» Problem: Please quote the lines below verbatim, from the line with "- period-1d[interactable]: 1日: [386, 41, 409, 60]" to the line with "- tab-overview[interactable]: 综合页(F1): [45, 5, 140, 37]", including both of those lines.

[Items listed in a dataset]

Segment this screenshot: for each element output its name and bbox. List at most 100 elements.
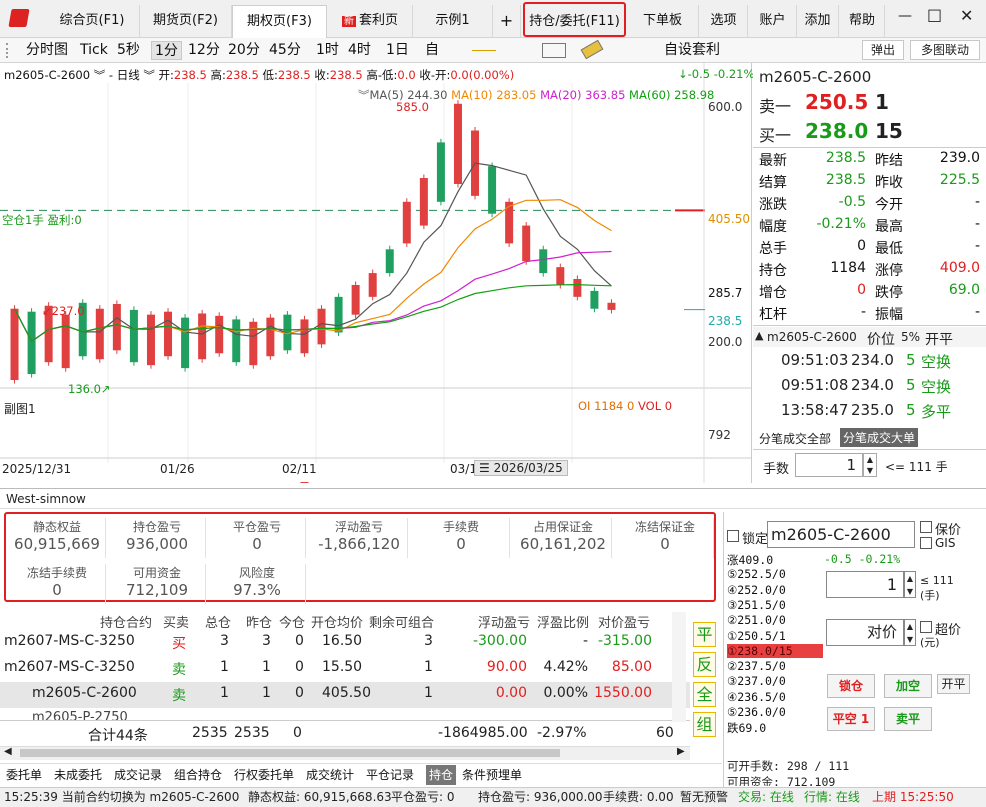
- period-1d[interactable]: 1日: [386, 41, 409, 60]
- order-symbol-input[interactable]: m2605-C-2600: [767, 521, 915, 548]
- order-qty-input[interactable]: 1: [826, 571, 904, 598]
- tab-overview[interactable]: 综合页(F1): [45, 5, 140, 37]
- rect-tool-icon[interactable]: [542, 43, 566, 58]
- period-timeshare[interactable]: 分时图: [26, 41, 68, 60]
- price-type-select[interactable]: 对价: [826, 619, 904, 646]
- close-short-button[interactable]: 平空 1: [827, 707, 875, 731]
- orderbook-level[interactable]: ③251.5/0: [727, 598, 823, 612]
- bottom-tab[interactable]: 行权委托单: [234, 765, 294, 785]
- side-action-button[interactable]: 组: [693, 712, 716, 737]
- add-short-button[interactable]: 加空: [884, 674, 932, 698]
- price-stepper-icon[interactable]: ▲ ▼: [904, 619, 916, 646]
- tab-positions-orders[interactable]: 持仓/委托(F11): [523, 2, 626, 37]
- table-row[interactable]: m2605-C-2600 卖 1 1 0 405.50 1 0.00 0.00%…: [0, 682, 690, 708]
- tab-options-menu[interactable]: 选项: [700, 5, 748, 37]
- lots-stepper-icon[interactable]: ▲ ▼: [863, 453, 877, 477]
- custom-arbitrage[interactable]: 自设套利: [664, 41, 720, 60]
- bottom-tab[interactable]: 平仓记录: [366, 765, 414, 785]
- popup-button[interactable]: 弹出: [862, 40, 904, 60]
- line-tool-icon[interactable]: [472, 50, 496, 51]
- orderbook-level[interactable]: ④236.5/0: [727, 690, 823, 704]
- bottom-tab[interactable]: 持仓: [426, 765, 457, 785]
- period-1h[interactable]: 1时: [316, 41, 339, 60]
- period-1m[interactable]: 1分: [151, 41, 182, 60]
- lock-position-button[interactable]: 锁仓: [827, 674, 875, 698]
- side-action-button[interactable]: 平: [693, 622, 716, 647]
- ma-collapse-icon[interactable]: ︾: [358, 88, 370, 102]
- ask-price[interactable]: 250.5: [805, 90, 868, 114]
- column-header[interactable]: 浮动盈亏: [478, 612, 530, 631]
- scroll-thumb[interactable]: [20, 749, 560, 757]
- eraser-icon[interactable]: [580, 39, 604, 60]
- period-20m[interactable]: 20分: [228, 41, 260, 60]
- price-chart-svg[interactable]: [0, 63, 752, 483]
- lots-input[interactable]: 1: [795, 453, 863, 477]
- table-row[interactable]: m2607-MS-C-3250 买 3 3 0 16.50 3 -300.00 …: [0, 630, 690, 656]
- chevron-down-icon[interactable]: ︾: [94, 68, 106, 82]
- orderbook-level[interactable]: 涨409.0: [727, 552, 823, 568]
- bottom-tab[interactable]: 组合持仓: [174, 765, 222, 785]
- orderbook-level[interactable]: ⑤252.5/0: [727, 567, 823, 581]
- period-4h[interactable]: 4时: [348, 41, 371, 60]
- side-action-button[interactable]: 反: [693, 652, 716, 677]
- qty-stepper-icon[interactable]: ▲ ▼: [904, 571, 916, 598]
- lock-checkbox[interactable]: [727, 530, 739, 542]
- orderbook-level[interactable]: ①238.0/15: [727, 643, 823, 658]
- side-action-button[interactable]: 全: [693, 682, 716, 707]
- column-header[interactable]: 总仓: [205, 612, 231, 631]
- bottom-tab[interactable]: 未成委托: [54, 765, 102, 785]
- orderbook-level[interactable]: ⑤236.0/0: [727, 705, 823, 719]
- orderbook-level[interactable]: ②237.5/0: [727, 659, 823, 673]
- bottom-tab[interactable]: 成交记录: [114, 765, 162, 785]
- multi-chart-link-button[interactable]: 多图联动: [910, 40, 980, 60]
- over-price-checkbox[interactable]: [920, 621, 932, 633]
- orderbook-level[interactable]: ④252.0/0: [727, 583, 823, 597]
- tick-tab-all[interactable]: 分笔成交全部: [759, 430, 831, 447]
- open-close-button[interactable]: 开平: [937, 674, 970, 694]
- maximize-icon[interactable]: □: [927, 5, 942, 24]
- gis-checkbox[interactable]: [920, 537, 932, 549]
- column-header[interactable]: 持仓合约: [100, 612, 152, 631]
- tab-options[interactable]: 期权页(F3): [232, 5, 327, 39]
- column-header[interactable]: 剩余可组合: [369, 612, 434, 631]
- period-5s[interactable]: 5秒: [117, 41, 140, 60]
- scroll-right-icon[interactable]: ▶: [677, 746, 685, 757]
- orderbook-level[interactable]: ③237.0/0: [727, 674, 823, 688]
- tab-order-board[interactable]: 下单板(F12): [627, 5, 699, 60]
- bottom-tab[interactable]: 委托单: [6, 765, 42, 785]
- column-header[interactable]: 昨仓: [246, 612, 272, 631]
- chevron-down-icon[interactable]: ︾: [143, 68, 155, 82]
- tab-add[interactable]: 添加: [797, 5, 839, 37]
- period-custom[interactable]: 自: [425, 41, 439, 60]
- column-header[interactable]: 浮盈比例: [537, 612, 589, 631]
- bid-price[interactable]: 238.0: [805, 119, 868, 143]
- keep-price-checkbox[interactable]: [920, 521, 932, 533]
- close-icon[interactable]: ✕: [960, 6, 973, 25]
- sell-close-button[interactable]: 卖平: [884, 707, 932, 731]
- table-row[interactable]: m2607-MS-C-3250 卖 1 1 0 15.50 1 90.00 4.…: [0, 656, 690, 682]
- scroll-left-icon[interactable]: ◀: [4, 746, 12, 757]
- orderbook-level[interactable]: ①250.5/1: [727, 629, 823, 643]
- vscroll[interactable]: [672, 612, 686, 722]
- menu-icon[interactable]: ☰: [479, 461, 494, 475]
- tab-futures[interactable]: 期货页(F2): [140, 5, 232, 37]
- tab-arbitrage[interactable]: 新套利页: [328, 5, 413, 37]
- orderbook-level[interactable]: 跌69.0: [727, 720, 823, 736]
- column-header[interactable]: 开仓均价: [311, 612, 363, 631]
- bottom-tab[interactable]: 条件预埋单: [462, 765, 522, 785]
- tab-help[interactable]: 帮助: [840, 5, 885, 37]
- period-45m[interactable]: 45分: [269, 41, 301, 60]
- tab-example1[interactable]: 示例1: [413, 5, 493, 37]
- bottom-tab[interactable]: 成交统计: [306, 765, 354, 785]
- period-tick[interactable]: Tick: [80, 41, 108, 60]
- tick-tab-large[interactable]: 分笔成交大单: [840, 428, 919, 447]
- period-12m[interactable]: 12分: [188, 41, 220, 60]
- column-header[interactable]: 买卖: [163, 612, 189, 631]
- column-header[interactable]: 对价盈亏: [598, 612, 650, 631]
- minimize-icon[interactable]: —: [898, 8, 912, 24]
- candlestick-chart-panel[interactable]: [0, 63, 752, 483]
- column-header[interactable]: 今仓: [279, 612, 305, 631]
- add-tab-button[interactable]: +: [493, 5, 521, 37]
- tab-account[interactable]: 账户: [749, 5, 797, 37]
- orderbook-level[interactable]: ②251.0/0: [727, 613, 823, 627]
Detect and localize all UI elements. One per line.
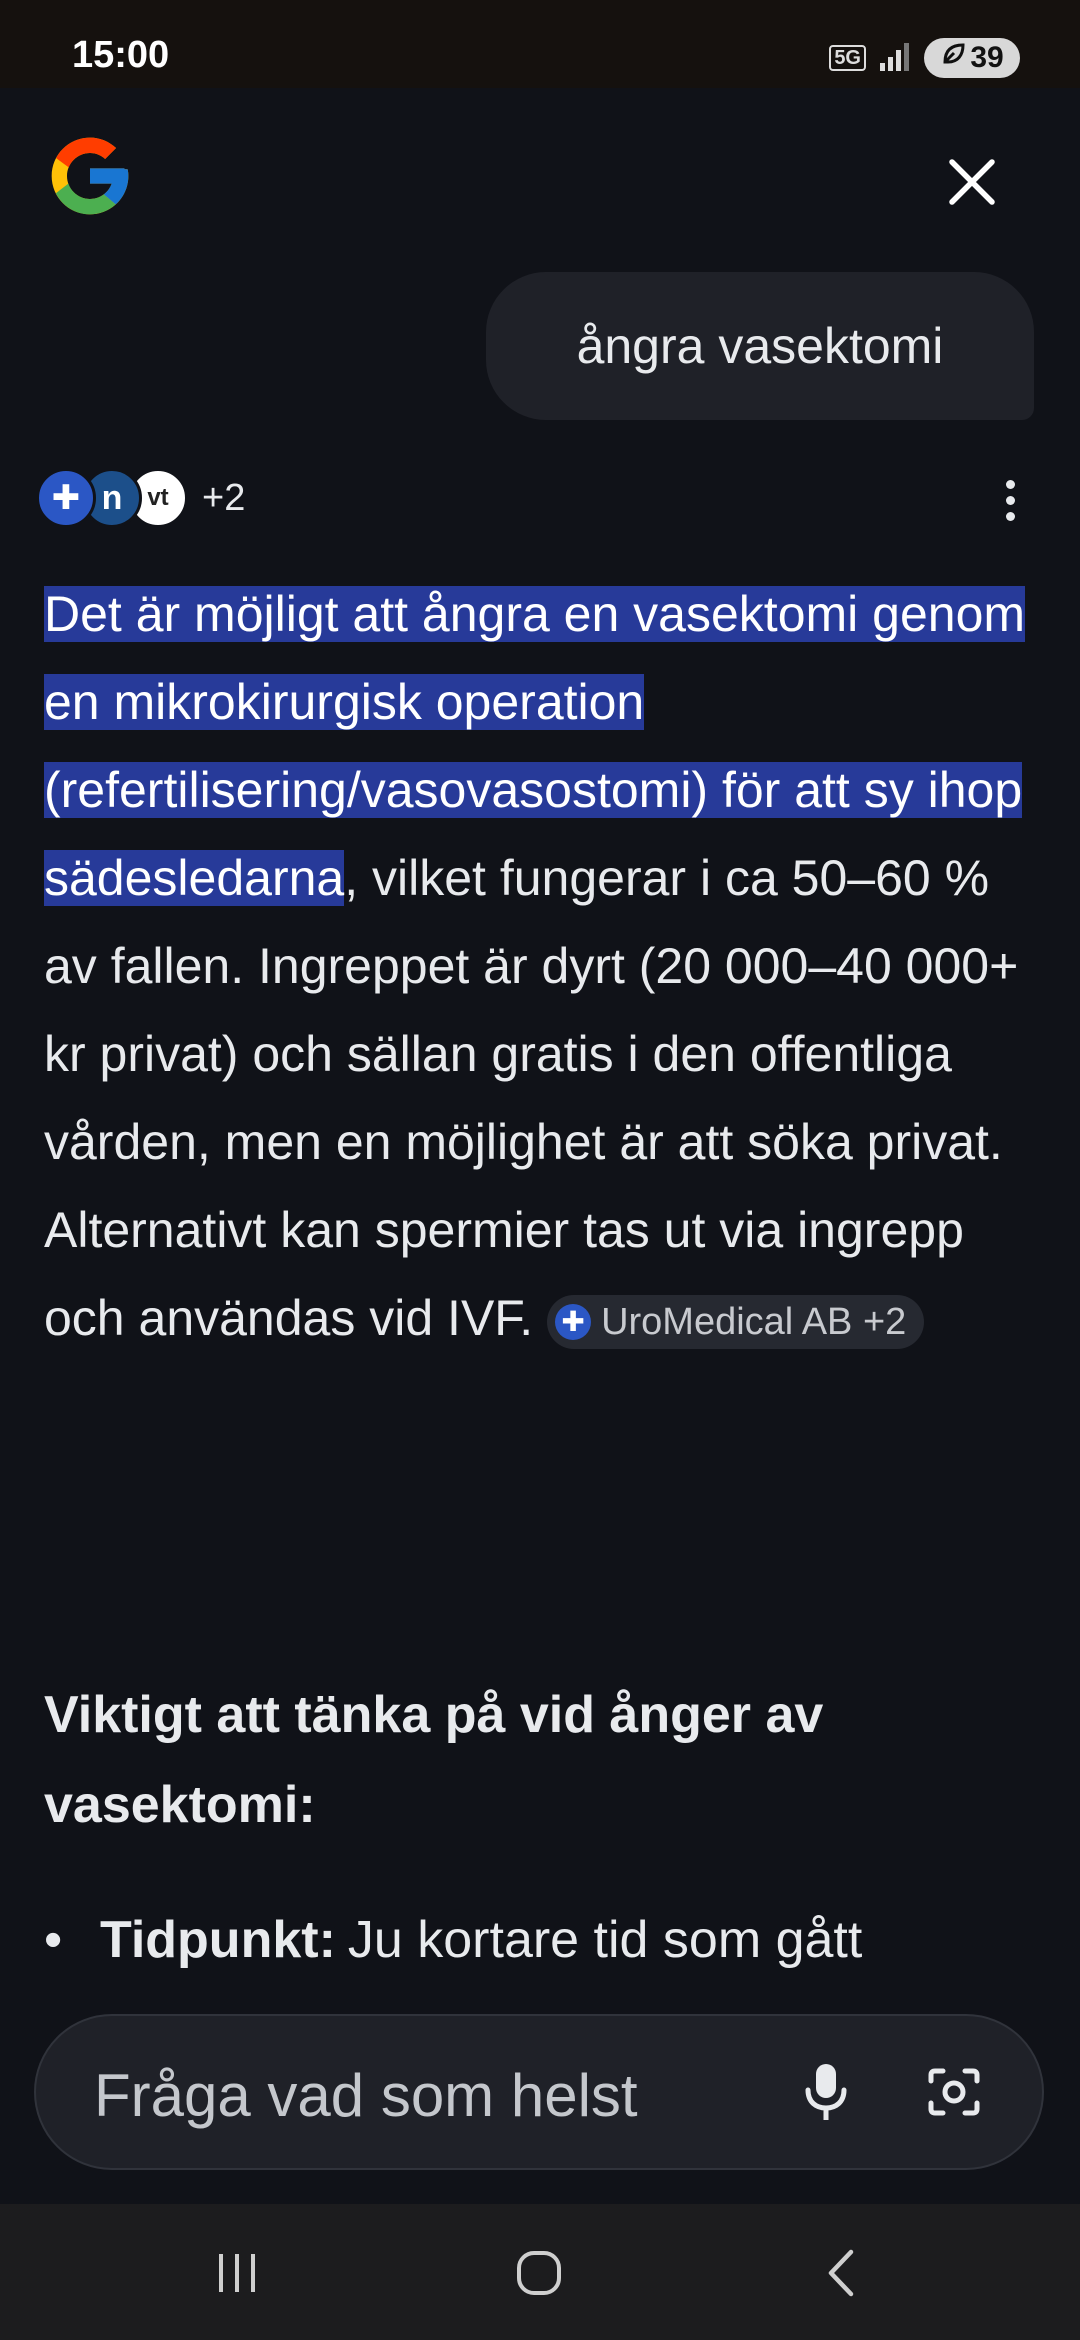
lens-search-button[interactable] xyxy=(916,2056,992,2132)
citation-chip[interactable]: ✚ UroMedical AB +2 xyxy=(547,1294,925,1349)
bullet-text: Ju kortare tid som gått xyxy=(347,1911,863,1969)
battery-saver-icon xyxy=(940,41,966,75)
uromedical-icon: ✚ xyxy=(36,468,96,528)
citation-label: UroMedical AB +2 xyxy=(601,1300,907,1343)
camera-lens-icon xyxy=(925,2065,983,2124)
answer-text: , vilket fungerar i ca 50–60 % av fallen… xyxy=(44,850,1019,1346)
section-heading: Viktigt att tänka på vid ånger av vasekt… xyxy=(44,1686,824,1834)
5g-icon: 5G xyxy=(829,45,866,71)
query-bubble: ångra vasektomi xyxy=(486,272,1034,420)
microphone-icon xyxy=(804,2062,848,2127)
recent-apps-icon xyxy=(214,2250,260,2301)
back-icon xyxy=(821,2248,861,2303)
ask-input[interactable] xyxy=(92,2054,776,2136)
status-time: 15:00 xyxy=(72,34,170,76)
more-dot-icon xyxy=(1005,495,1015,505)
bullet-icon: • xyxy=(44,1911,63,1969)
uromedical-icon: ✚ xyxy=(555,1303,592,1340)
battery-level: 39 xyxy=(970,41,1004,74)
list-item: • Tidpunkt: Ju kortare tid som gått xyxy=(44,1900,1044,1980)
back-button[interactable] xyxy=(796,2240,886,2310)
sources-row[interactable]: ✚ n vt +2 xyxy=(36,468,245,528)
more-dot-icon xyxy=(1005,511,1015,521)
more-dot-icon xyxy=(1005,479,1015,489)
home-icon xyxy=(514,2248,564,2303)
google-g-logo xyxy=(44,130,136,222)
query-text: ångra vasektomi xyxy=(576,318,944,374)
bullet-bold-label: Tidpunkt: xyxy=(100,1911,336,1969)
close-icon xyxy=(947,157,997,212)
battery-indicator: 39 xyxy=(924,38,1020,78)
voice-search-button[interactable] xyxy=(788,2056,864,2132)
ask-bar xyxy=(34,2014,1044,2170)
signal-icon xyxy=(878,41,912,76)
status-bar: 15:00 5G 39 xyxy=(0,0,1080,88)
close-button[interactable] xyxy=(934,146,1010,222)
system-nav-bar xyxy=(0,2204,1080,2340)
sources-more-count: +2 xyxy=(202,476,246,519)
recent-apps-button[interactable] xyxy=(192,2240,282,2310)
home-button[interactable] xyxy=(494,2240,584,2310)
ai-answer-paragraph: Det är möjligt att ångra en vasektomi ge… xyxy=(44,570,1034,1362)
status-icons: 5G 39 xyxy=(829,36,1020,80)
more-options-button[interactable] xyxy=(990,474,1030,526)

» Task solution:
- period-1d[interactable]: 1日: [386, 41, 409, 60]
- order-symbol-input[interactable]: m2605-C-2600: [767, 521, 915, 548]
- order-qty-input[interactable]: 1: [826, 571, 904, 598]
- tab-overview[interactable]: 综合页(F1): [45, 5, 140, 37]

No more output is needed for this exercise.